→ DATASET RECORDS

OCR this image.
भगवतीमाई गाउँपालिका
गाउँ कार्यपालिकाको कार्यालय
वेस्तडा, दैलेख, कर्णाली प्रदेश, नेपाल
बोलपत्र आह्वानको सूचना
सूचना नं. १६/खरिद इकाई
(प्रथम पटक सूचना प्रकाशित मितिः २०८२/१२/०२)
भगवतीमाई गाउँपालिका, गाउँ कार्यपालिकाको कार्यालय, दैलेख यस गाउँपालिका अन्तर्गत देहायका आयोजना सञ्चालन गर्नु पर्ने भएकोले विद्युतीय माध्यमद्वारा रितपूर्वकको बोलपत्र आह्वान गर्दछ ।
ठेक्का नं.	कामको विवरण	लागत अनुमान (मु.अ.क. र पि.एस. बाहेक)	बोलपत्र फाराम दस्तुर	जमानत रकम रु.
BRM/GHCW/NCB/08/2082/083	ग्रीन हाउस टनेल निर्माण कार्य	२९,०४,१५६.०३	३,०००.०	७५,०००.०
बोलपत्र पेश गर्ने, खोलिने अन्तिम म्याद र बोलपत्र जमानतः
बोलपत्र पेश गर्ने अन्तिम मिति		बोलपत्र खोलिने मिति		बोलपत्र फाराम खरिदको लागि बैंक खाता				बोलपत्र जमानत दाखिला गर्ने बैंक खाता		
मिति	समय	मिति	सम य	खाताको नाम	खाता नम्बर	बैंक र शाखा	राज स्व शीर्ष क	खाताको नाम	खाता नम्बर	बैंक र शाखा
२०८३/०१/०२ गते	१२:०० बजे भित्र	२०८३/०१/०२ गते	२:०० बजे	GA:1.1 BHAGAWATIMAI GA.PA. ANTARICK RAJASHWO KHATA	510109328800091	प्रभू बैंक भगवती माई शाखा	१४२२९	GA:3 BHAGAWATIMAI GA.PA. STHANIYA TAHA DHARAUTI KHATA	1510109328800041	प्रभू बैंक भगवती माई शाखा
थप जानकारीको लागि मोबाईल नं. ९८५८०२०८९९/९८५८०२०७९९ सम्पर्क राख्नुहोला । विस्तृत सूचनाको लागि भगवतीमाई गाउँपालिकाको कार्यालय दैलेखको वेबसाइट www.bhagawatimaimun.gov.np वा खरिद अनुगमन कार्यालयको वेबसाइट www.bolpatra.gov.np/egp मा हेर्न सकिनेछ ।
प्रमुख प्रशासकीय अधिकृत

→ WORK TO DO
Restate the listing above word for word.

→ FINISHED ANSWER
OCR this image.
भगवतीमाई गाउँपालिका
गाउँ कार्यपालिकाको कार्यालय
वेस्तडा, दैलेख, कर्णाली प्रदेश, नेपाल
बोलपत्र आह्वानको सूचना
सूचना नं. १६/खरिद इकाई
(प्रथम पटक सूचना प्रकाशित मितिः २०८२/१२/०२)
भगवतीमाई गाउँपालिका, गाउँ कार्यपालिकाको कार्यालय, दैलेख यस गाउँपालिका अन्तर्गत देहायका आयोजना सञ्चालन गर्नु पर्ने भएकोले विद्युतीय माध्यमद्वारा रितपूर्वकको बोलपत्र आह्वान गर्दछ ।
ठेक्का नं.	कामको विवरण	लागत अनुमान (मु.अ.क. र पि.एस. बाहेक)	बोलपत्र फाराम दस्तुर	जमानत रकम रु.
BRM/GHCW/NCB/08/2082/083	ग्रीन हाउस टनेल निर्माण कार्य	२९,०४,१५६.०३	३,०००.०	७५,०००.०
बोलपत्र पेश गर्ने, खोलिने अन्तिम म्याद र बोलपत्र जमानतः
बोलपत्र पेश गर्ने अन्तिम मिति		बोलपत्र खोलिने मिति		बोलपत्र फाराम खरिदको लागि बैंक खाता				बोलपत्र जमानत दाखिला गर्ने बैंक खाता		
मिति	समय	मिति	सम य	खाताको नाम	खाता नम्बर	बैंक र शाखा	राज स्व शीर्ष क	खाताको नाम	खाता नम्बर	बैंक र शाखा
२०८३/०१/०२ गते	१२:०० बजे भित्र	२०८३/०१/०२ गते	२:०० बजे	GA:1.1 BHAGAWATIMAI GA.PA. ANTARICK RAJASHWO KHATA	510109328800091	प्रभू बैंक भगवती माई शाखा	१४२२९	GA:3 BHAGAWATIMAI GA.PA. STHANIYA TAHA DHARAUTI KHATA	1510109328800041	प्रभू बैंक भगवती माई शाखा
थप जानकारीको लागि मोबाईल नं. ९८५८०२०८९९/९८५८०२०७९९ सम्पर्क राख्नुहोला । विस्तृत सूचनाको लागि भगवतीमाई गाउँपालिकाको कार्यालय दैलेखको वेबसाइट www.bhagawatimaimun.gov.np वा खरिद अनुगमन कार्यालयको वेबसाइट www.bolpatra.gov.np/egp मा हेर्न सकिनेछ ।
प्रमुख प्रशासकीय अधिकृत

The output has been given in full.